**YOUR OBJECTIVE:**
Copy each line that holds "size".

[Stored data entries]
###
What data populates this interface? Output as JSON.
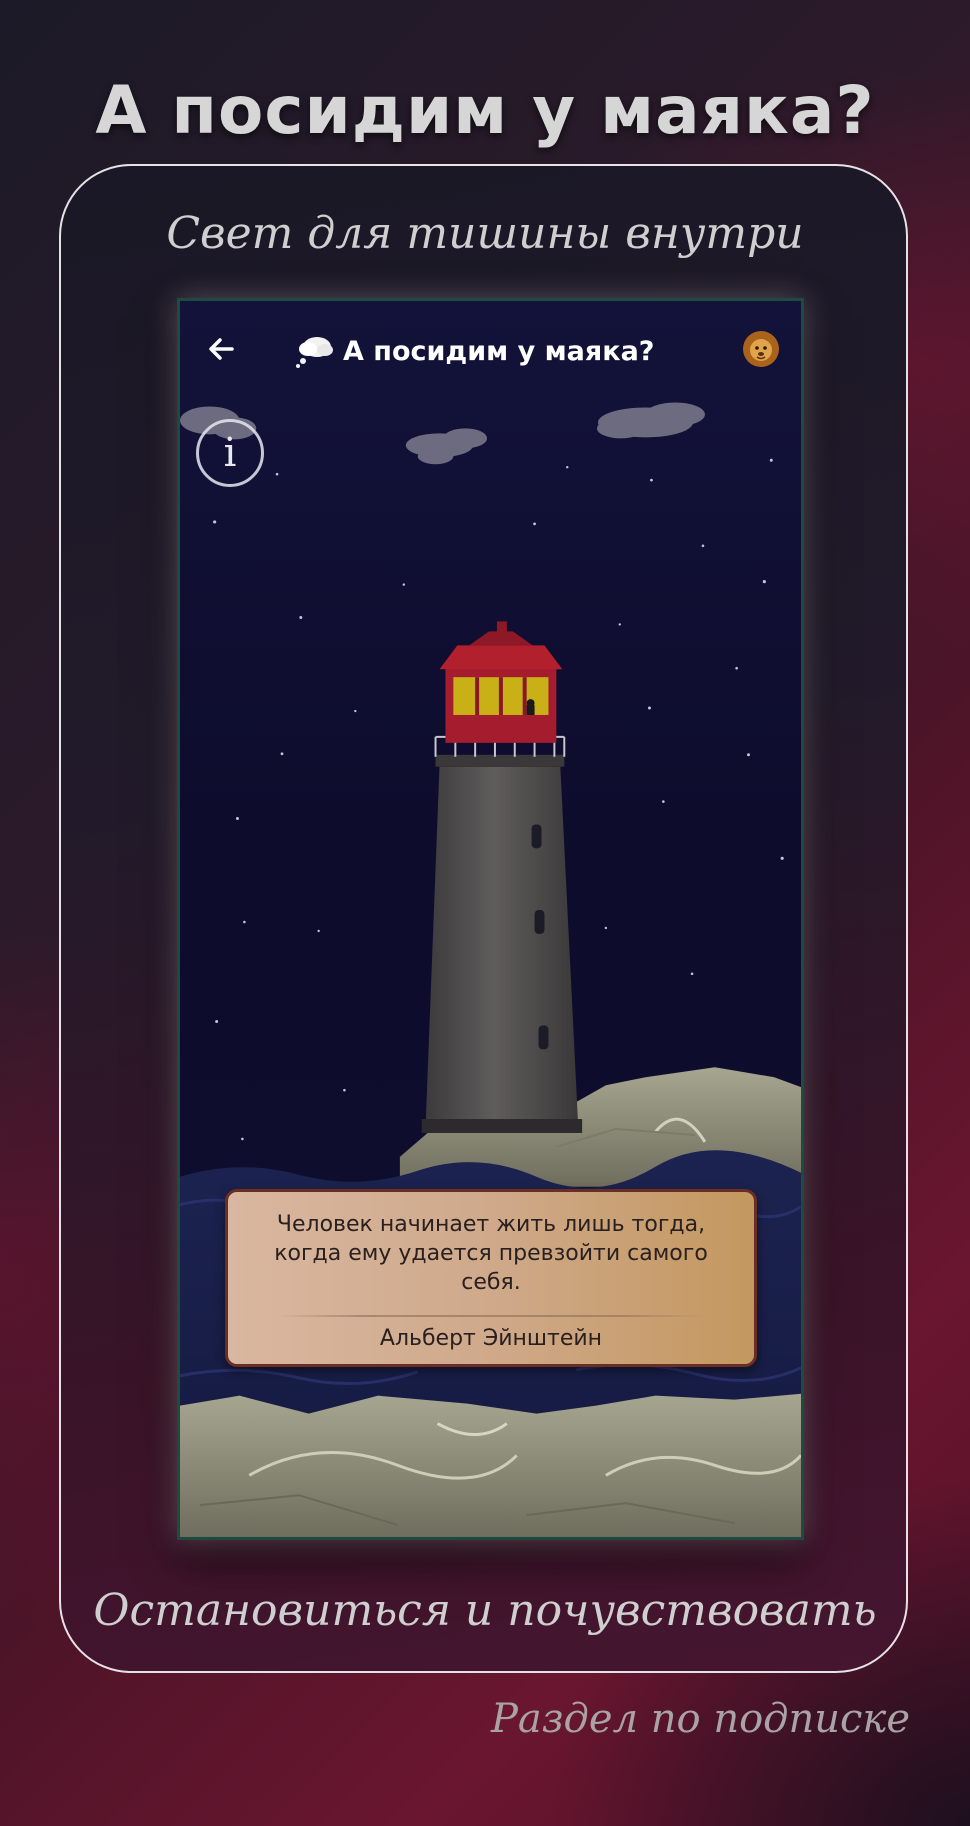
{
  "page_title": "А посидим у маяка?",
  "tagline_top": "Свет для тишины внутри",
  "tagline_bottom": "Остановиться и почувствовать",
  "subscription_note": "Раздел по подписке",
  "app": {
    "title": "А посидим у маяка?",
    "back_icon": "arrow-left-icon",
    "title_icon": "thought-bubble-icon",
    "avatar_icon": "lion-icon",
    "info_label": "i"
  },
  "quote": {
    "text": "Человек начинает жить лишь тогда, когда ему удается превзойти самого себя.",
    "author": "Альберт Эйнштейн"
  },
  "colors": {
    "screen_sky": "#0d0c2c",
    "lighthouse_top": "#a01c2c",
    "lighthouse_tower": "#5a5858",
    "lamp_window": "#c9b017",
    "card_left": "#d9b7a0",
    "card_right": "#c4985f",
    "frame_border": "#ffffff"
  }
}
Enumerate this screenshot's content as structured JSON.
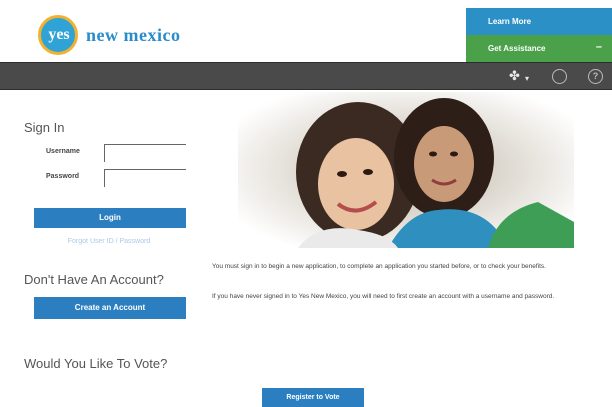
{
  "header": {
    "logo_yes": "yes",
    "logo_name": "new mexico",
    "learn_more": "Learn More",
    "get_assistance": "Get Assistance",
    "assistance_toggle": "–"
  },
  "nav": {
    "icons": [
      "pin-icon",
      "chat-icon",
      "help-icon"
    ],
    "dropdown_caret": "▾"
  },
  "signin": {
    "title": "Sign In",
    "username_label": "Username",
    "password_label": "Password",
    "username_value": "",
    "password_value": "",
    "login_label": "Login",
    "forgot_label": "Forgot User ID / Password"
  },
  "account": {
    "title": "Don't Have An Account?",
    "create_label": "Create an Account"
  },
  "vote": {
    "title": "Would You Like To Vote?",
    "register_label": "Register to Vote"
  },
  "info": {
    "line1": "You must sign in to begin a new application, to complete an application you started before, or to check your benefits.",
    "line2": "If you have never signed in to Yes New Mexico, you will need to first create an account with a username and password."
  },
  "colors": {
    "brand_blue": "#2b7fc0",
    "learn_more_bg": "#2b90c6",
    "assistance_bg": "#4aa14a",
    "navbar_bg": "#4a4a4a",
    "logo_gold": "#f2b230"
  }
}
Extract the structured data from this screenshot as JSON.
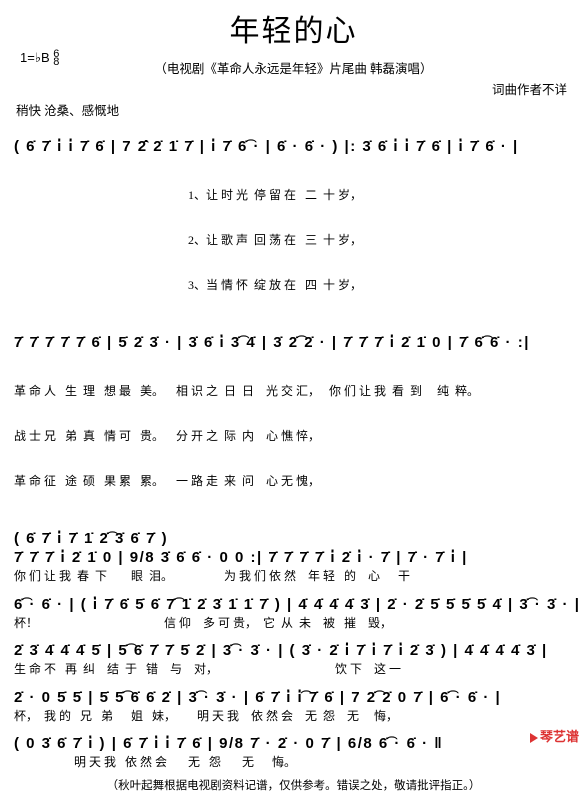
{
  "title": "年轻的心",
  "subtitle": "（电视剧《革命人永远是年轻》片尾曲 韩磊演唱）",
  "keysig_text": "1=♭B",
  "timesig_a": "6",
  "timesig_b": "8",
  "credit": "词曲作者不详",
  "tempo": "稍快 沧桑、感慨地",
  "lines": {
    "n1": "( 6̇ 7̇ i̇  i̇ 7̇ 6̇ | 7  2̇̂ 2̇ 1̇ 7̇ | i̇ 7̇ 6̇͡ · | 6̇ · 6̇ · ) |: 3̇ 6̇ i̇  i̇ 7̇ 6̇ | i̇  7̇ 6̇ ·  |",
    "l1a": "                                                          1、让 时 光  停 留 在   二  十 岁，",
    "l1b": "                                                          2、让 歌 声  回 荡 在   三  十 岁，",
    "l1c": "                                                          3、当 情 怀  绽 放 在   四  十 岁，",
    "n2": "7̇ 7̇ 7̇  7̇ 7̇ 6̇ | 5̇ 2̇  3̇ ·  | 3̇ 6̇ i̇  3̇͡ 4̇ | 3̇ 2̇͡ 2̇ ·   | 7̇ 7̇ 7̇ i̇  2̇ 1̇ 0 | 7̇ 6̇͡ 6̇ · :|",
    "l2a": "革 命 人   生  理   想 最   美。    相 识 之  日  日    光 交 汇，   你 们 让 我  看  到     纯  粹。",
    "l2b": "战 士 兄   弟  真   情 可   贵。    分 开 之  际  内    心 憔 悴，",
    "l2c": "革 命 征   途  硕   果 累   累。    一 路 走  来  问    心 无 愧，",
    "mid": "                               ( 6̇ 7̇ i̇ 7̇ 1̇ 2̇͡  3̇ 6̇ 7̇ )",
    "n3": "7̇ 7̇ 7̇ i̇  2̇ 1̇ 0 | 9/8 3̇  6̇  6̇ ·     0 0   :|  7̇ 7̇ 7̇ 7̇ i̇  2̇ i̇ · 7̇ | 7̇ ·  7̇ i̇ |",
    "l3": "你 们 让 我  春  下        眼  泪。                 为 我 们 依 然    年 轻   的    心      干",
    "n4": "6̇͡ · 6̇ ·  | ( i̇ 7̇ 6̇ 5̇ 6̇ 7̇͡  1̇ 2̇ 3̇ 1̇ 1̇ 7̇ ) | 4̇ 4̇  4̇ 4̇ 3̇ | 2̇ · 2̇ 5̇  5̇ 5̇  5̇ 4̇ | 3̇͡ · 3̇ ·  |",
    "l4": "杯！                                          信 仰    多 可 贵，  它  从  未    被   摧    毁，",
    "n5": "2̇ 3̇ 4̇  4̇ 4̇ 5̇ | 5̇͡ 6̇  7̇  7̇ 5̇ 2̇ | 3̇͡ · 3̇ ·  | ( 3̇ ·  2̇ i̇ 7̇ i̇ 7̇ i̇ 2̇ 3̇ ) | 4̇ 4̇  4̇ 4̇ 3̇ |",
    "l5": "生 命 不   再  纠    结  于   错    与    对，                                       饮 下    这 一",
    "n6": "2̇ · 0 5̇ 5̇ | 5̇  5̇͡ 6̇  6̇ 2̇ | 3̇͡ · 3̇ ·  |  6̇ 7̇ i̇   i̇͡ 7̇ 6̇ | 7  2̇͡ 2̇ 0 7̇ | 6̇͡ · 6̇ ·  |",
    "l6": "杯，  我 的   兄   弟      姐   妹，       明 天 我    依 然 会    无  怨    无     悔，",
    "n7": "( 0 3̇ 6̇ 7̇  i̇ ) | 6̇ 7̇ i̇  i̇ 7̇ 6̇ | 9/8 7̇ ·  2̇ ·   0 7̇ | 6/8 6̇͡ · 6̇ ·  ‖",
    "l7": "                    明 天 我   依 然 会       无   怨       无      悔。"
  },
  "footnote": "（秋叶起舞根据电视剧资料记谱，仅供参考。错误之处，敬请批评指正。）",
  "watermark": "琴艺谱"
}
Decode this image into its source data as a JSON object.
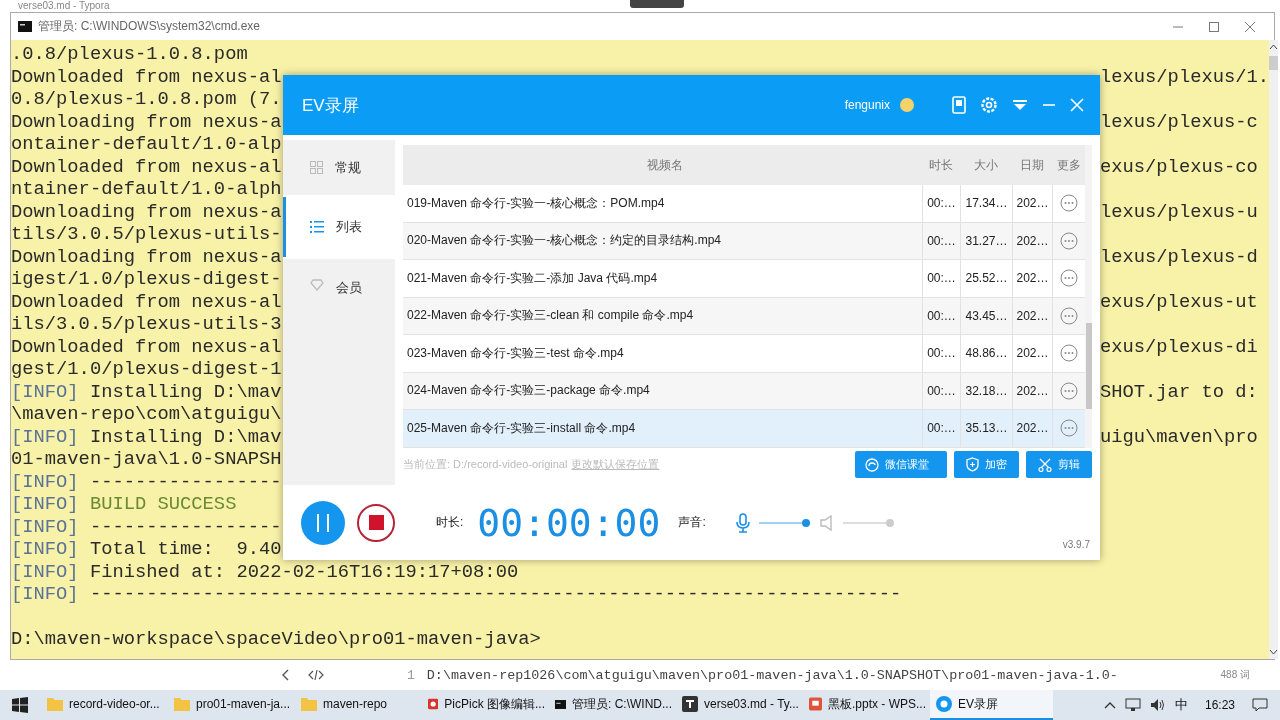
{
  "typora": {
    "title": "verse03.md - Typora",
    "line_number": "1",
    "editor_line": "D:\\maven-rep1026\\com\\atguigu\\maven\\pro01-maven-java\\1.0-SNAPSHOT\\pro01-maven-java-1.0-",
    "word_count": "488 词"
  },
  "cmd": {
    "title": "管理员: C:\\WINDOWS\\system32\\cmd.exe",
    "lines": [
      {
        "text": ".0.8/plexus-1.0.8.pom"
      },
      {
        "text": "Downloaded from nexus-al",
        "right": "lexus/plexus/1."
      },
      {
        "text": "0.8/plexus-1.0.8.pom (7."
      },
      {
        "text": "Downloading from nexus-a",
        "right": "lexus/plexus-c"
      },
      {
        "text": "ontainer-default/1.0-alp"
      },
      {
        "text": "Downloaded from nexus-al",
        "right": "exus/plexus-co"
      },
      {
        "text": "ntainer-default/1.0-alph"
      },
      {
        "text": "Downloading from nexus-a",
        "right": "lexus/plexus-u"
      },
      {
        "text": "tils/3.0.5/plexus-utils-"
      },
      {
        "text": "Downloading from nexus-a",
        "right": "lexus/plexus-d"
      },
      {
        "text": "igest/1.0/plexus-digest-"
      },
      {
        "text": "Downloaded from nexus-al",
        "right": "exus/plexus-ut"
      },
      {
        "text": "ils/3.0.5/plexus-utils-3"
      },
      {
        "text": "Downloaded from nexus-al",
        "right": "exus/plexus-di"
      },
      {
        "text": "gest/1.0/plexus-digest-1"
      },
      {
        "tag": "[INFO]",
        "text": " Installing D:\\mav",
        "right": "SHOT.jar to d:"
      },
      {
        "text": "\\maven-repo\\com\\atguigu\\"
      },
      {
        "tag": "[INFO]",
        "text": " Installing D:\\mav",
        "right": "uigu\\maven\\pro"
      },
      {
        "text": "01-maven-java\\1.0-SNAPSH"
      },
      {
        "tag": "[INFO]",
        "text": " -----------------"
      },
      {
        "tag": "[INFO]",
        "text": " BUILD SUCCESS",
        "kind": "success"
      },
      {
        "tag": "[INFO]",
        "text": " -----------------"
      },
      {
        "tag": "[INFO]",
        "text": " Total time:  9.40"
      },
      {
        "tag": "[INFO]",
        "text": " Finished at: 2022-02-16T16:19:17+08:00"
      },
      {
        "tag": "[INFO]",
        "text": " ------------------------------------------------------------------------"
      },
      {
        "text": "D:\\maven-workspace\\spaceVideo\\pro01-maven-java>",
        "kind": "prompt"
      }
    ]
  },
  "ev": {
    "title": "EV录屏",
    "user": "fengunix",
    "nav": [
      {
        "label": "常规",
        "selected": false
      },
      {
        "label": "列表",
        "selected": true
      },
      {
        "label": "会员",
        "selected": false
      }
    ],
    "table": {
      "columns": [
        "视频名",
        "时长",
        "大小",
        "日期",
        "更多"
      ],
      "rows": [
        {
          "name": "019-Maven 命令行-实验一-核心概念：POM.mp4",
          "duration": "00:…",
          "size": "17.34…",
          "date": "202…",
          "selected": false
        },
        {
          "name": "020-Maven 命令行-实验一-核心概念：约定的目录结构.mp4",
          "duration": "00:…",
          "size": "31.27…",
          "date": "202…",
          "selected": false
        },
        {
          "name": "021-Maven 命令行-实验二-添加 Java 代码.mp4",
          "duration": "00:…",
          "size": "25.52…",
          "date": "202…",
          "selected": false
        },
        {
          "name": "022-Maven 命令行-实验三-clean 和 compile 命令.mp4",
          "duration": "00:…",
          "size": "43.45…",
          "date": "202…",
          "selected": false
        },
        {
          "name": "023-Maven 命令行-实验三-test 命令.mp4",
          "duration": "00:…",
          "size": "48.86…",
          "date": "202…",
          "selected": false
        },
        {
          "name": "024-Maven 命令行-实验三-package 命令.mp4",
          "duration": "00:…",
          "size": "32.18…",
          "date": "202…",
          "selected": false
        },
        {
          "name": "025-Maven 命令行-实验三-install 命令.mp4",
          "duration": "00:…",
          "size": "35.13…",
          "date": "202…",
          "selected": true
        }
      ]
    },
    "location": "当前位置: D:/record-video-original",
    "location_link": "更改默认保存位置",
    "actions": [
      {
        "label": "微信课堂",
        "kind": "wechat"
      },
      {
        "label": "加密",
        "kind": "shield"
      },
      {
        "label": "剪辑",
        "kind": "scissors"
      }
    ],
    "duration_label": "时长:",
    "timer": "00:00:00",
    "sound_label": "声音:",
    "mic": {
      "on": true,
      "level": 1
    },
    "speaker": {
      "on": false,
      "level": 1
    },
    "version": "v3.9.7"
  },
  "taskbar": {
    "items": [
      {
        "label": "record-video-or...",
        "kind": "folder",
        "selected": false
      },
      {
        "label": "pro01-maven-ja...",
        "kind": "folder",
        "selected": false
      },
      {
        "label": "maven-repo",
        "kind": "folder",
        "selected": false
      },
      {
        "label": "PicPick 图像编辑...",
        "kind": "picpick",
        "selected": false
      },
      {
        "label": "管理员: C:\\WIND...",
        "kind": "console",
        "selected": false
      },
      {
        "label": "verse03.md - Ty...",
        "kind": "typora",
        "selected": false
      },
      {
        "label": "黑板.pptx - WPS...",
        "kind": "slides",
        "selected": false
      },
      {
        "label": "EV录屏",
        "kind": "recorder",
        "selected": true
      }
    ],
    "ime": "中",
    "time": "16:23"
  }
}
###
**FINISHED TASK:**
          "size": "17.34…",
          "size": "31.27…",
          "size": "25.52…",
          "size": "43.45…",
          "size": "48.86…",
          "size": "32.18…",
          "size": "35.13…",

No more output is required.